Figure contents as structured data
** Start **

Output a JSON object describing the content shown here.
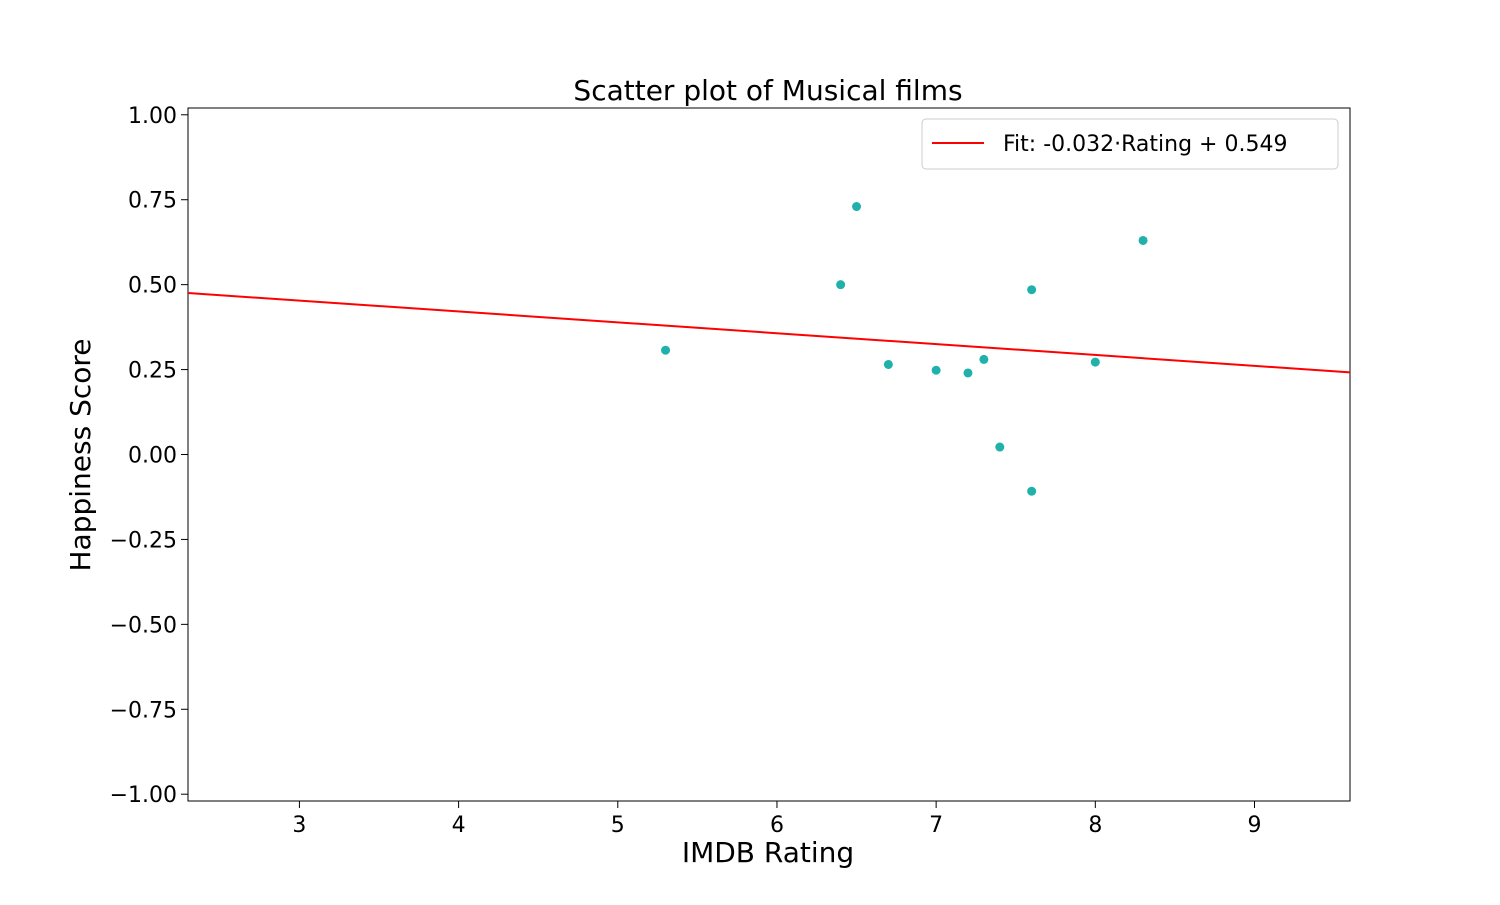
{
  "chart_data": {
    "type": "scatter",
    "title": "Scatter plot of Musical films",
    "xlabel": "IMDB Rating",
    "ylabel": "Happiness Score",
    "xlim": [
      2.3,
      9.6
    ],
    "ylim": [
      -1.02,
      1.02
    ],
    "xticks": [
      3,
      4,
      5,
      6,
      7,
      8,
      9
    ],
    "xtick_labels": [
      "3",
      "4",
      "5",
      "6",
      "7",
      "8",
      "9"
    ],
    "yticks": [
      1.0,
      0.75,
      0.5,
      0.25,
      0.0,
      -0.25,
      -0.5,
      -0.75,
      -1.0
    ],
    "ytick_labels": [
      "1.00",
      "0.75",
      "0.50",
      "0.25",
      "0.00",
      "−0.25",
      "−0.50",
      "−0.75",
      "−1.00"
    ],
    "grid": false,
    "legend_position": "top-right",
    "series": [
      {
        "type": "scatter",
        "color": "#20b2aa",
        "points": [
          {
            "x": 5.3,
            "y": 0.307
          },
          {
            "x": 6.4,
            "y": 0.5
          },
          {
            "x": 6.5,
            "y": 0.73
          },
          {
            "x": 6.7,
            "y": 0.265
          },
          {
            "x": 7.0,
            "y": 0.248
          },
          {
            "x": 7.2,
            "y": 0.24
          },
          {
            "x": 7.3,
            "y": 0.28
          },
          {
            "x": 7.4,
            "y": 0.022
          },
          {
            "x": 7.6,
            "y": 0.485
          },
          {
            "x": 7.6,
            "y": -0.108
          },
          {
            "x": 8.0,
            "y": 0.272
          },
          {
            "x": 8.3,
            "y": 0.63
          }
        ]
      },
      {
        "type": "line",
        "name": "Fit: -0.032·Rating + 0.549",
        "color": "#ff0000",
        "slope": -0.032,
        "intercept": 0.549
      }
    ]
  }
}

** End **

Given problem
Repeat the preceding records precisely, and leave every picture out of the copy.

Reply to the task
Output a JSON object describing the content shown here.
{
  "chart_data": {
    "type": "scatter",
    "title": "Scatter plot of Musical films",
    "xlabel": "IMDB Rating",
    "ylabel": "Happiness Score",
    "xlim": [
      2.3,
      9.6
    ],
    "ylim": [
      -1.02,
      1.02
    ],
    "xticks": [
      3,
      4,
      5,
      6,
      7,
      8,
      9
    ],
    "xtick_labels": [
      "3",
      "4",
      "5",
      "6",
      "7",
      "8",
      "9"
    ],
    "yticks": [
      1.0,
      0.75,
      0.5,
      0.25,
      0.0,
      -0.25,
      -0.5,
      -0.75,
      -1.0
    ],
    "ytick_labels": [
      "1.00",
      "0.75",
      "0.50",
      "0.25",
      "0.00",
      "−0.25",
      "−0.50",
      "−0.75",
      "−1.00"
    ],
    "grid": false,
    "legend_position": "top-right",
    "series": [
      {
        "type": "scatter",
        "color": "#20b2aa",
        "points": [
          {
            "x": 5.3,
            "y": 0.307
          },
          {
            "x": 6.4,
            "y": 0.5
          },
          {
            "x": 6.5,
            "y": 0.73
          },
          {
            "x": 6.7,
            "y": 0.265
          },
          {
            "x": 7.0,
            "y": 0.248
          },
          {
            "x": 7.2,
            "y": 0.24
          },
          {
            "x": 7.3,
            "y": 0.28
          },
          {
            "x": 7.4,
            "y": 0.022
          },
          {
            "x": 7.6,
            "y": 0.485
          },
          {
            "x": 7.6,
            "y": -0.108
          },
          {
            "x": 8.0,
            "y": 0.272
          },
          {
            "x": 8.3,
            "y": 0.63
          }
        ]
      },
      {
        "type": "line",
        "name": "Fit: -0.032·Rating + 0.549",
        "color": "#ff0000",
        "slope": -0.032,
        "intercept": 0.549
      }
    ]
  }
}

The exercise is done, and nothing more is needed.